# PROBLEM REQUIREMENTS
All the data must come back unchanged, except that pictures are left out.

## START DATA FOR THE TASK

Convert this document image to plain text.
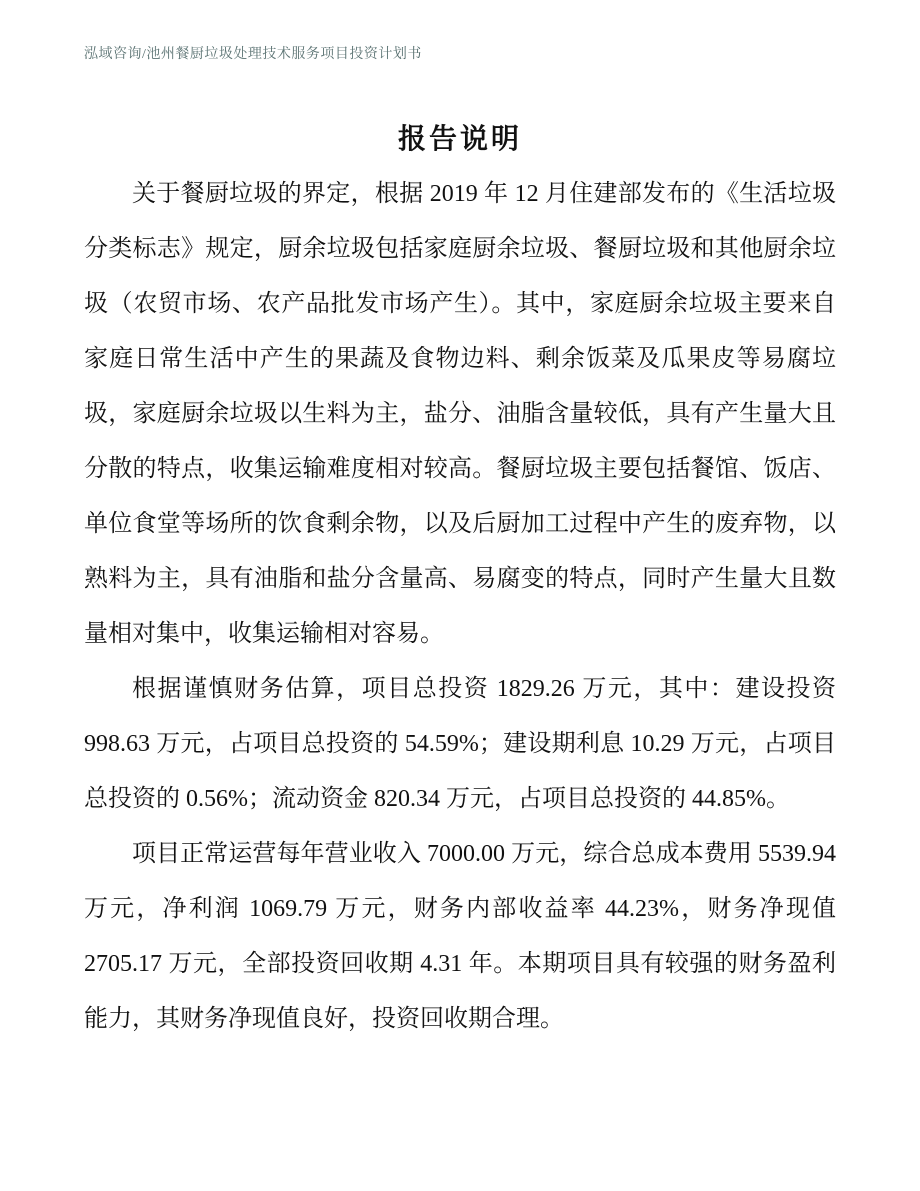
泓域咨询/池州餐厨垃圾处理技术服务项目投资计划书
报告说明

关于餐厨垃圾的界定，根据 2019 年 12 月住建部发布的《生活垃圾分类标志》规定，厨余垃圾包括家庭厨余垃圾、餐厨垃圾和其他厨余垃圾（农贸市场、农产品批发市场产生）。其中，家庭厨余垃圾主要来自家庭日常生活中产生的果蔬及食物边料、剩余饭菜及瓜果皮等易腐垃圾，家庭厨余垃圾以生料为主，盐分、油脂含量较低，具有产生量大且分散的特点，收集运输难度相对较高。餐厨垃圾主要包括餐馆、饭店、单位食堂等场所的饮食剩余物，以及后厨加工过程中产生的废弃物，以熟料为主，具有油脂和盐分含量高、易腐变的特点，同时产生量大且数量相对集中，收集运输相对容易。

根据谨慎财务估算，项目总投资 1829.26 万元，其中：建设投资 998.63 万元，占项目总投资的 54.59%；建设期利息 10.29 万元，占项目总投资的 0.56%；流动资金 820.34 万元，占项目总投资的 44.85%。

项目正常运营每年营业收入 7000.00 万元，综合总成本费用 5539.94 万元，净利润 1069.79 万元，财务内部收益率 44.23%，财务净现值 2705.17 万元，全部投资回收期 4.31 年。本期项目具有较强的财务盈利能力，其财务净现值良好，投资回收期合理。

## END DATA FOR THE TASK

# RESULT OF THIS TASK
Convert this document image to plain text.
泓域咨询/池州餐厨垃圾处理技术服务项目投资计划书
报告说明

关于餐厨垃圾的界定，根据 2019 年 12 月住建部发布的《生活垃圾分类标志》规定，厨余垃圾包括家庭厨余垃圾、餐厨垃圾和其他厨余垃圾（农贸市场、农产品批发市场产生）。其中，家庭厨余垃圾主要来自家庭日常生活中产生的果蔬及食物边料、剩余饭菜及瓜果皮等易腐垃圾，家庭厨余垃圾以生料为主，盐分、油脂含量较低，具有产生量大且分散的特点，收集运输难度相对较高。餐厨垃圾主要包括餐馆、饭店、单位食堂等场所的饮食剩余物，以及后厨加工过程中产生的废弃物，以熟料为主，具有油脂和盐分含量高、易腐变的特点，同时产生量大且数量相对集中，收集运输相对容易。

根据谨慎财务估算，项目总投资 1829.26 万元，其中：建设投资 998.63 万元，占项目总投资的 54.59%；建设期利息 10.29 万元，占项目总投资的 0.56%；流动资金 820.34 万元，占项目总投资的 44.85%。

项目正常运营每年营业收入 7000.00 万元，综合总成本费用 5539.94 万元，净利润 1069.79 万元，财务内部收益率 44.23%，财务净现值 2705.17 万元，全部投资回收期 4.31 年。本期项目具有较强的财务盈利能力，其财务净现值良好，投资回收期合理。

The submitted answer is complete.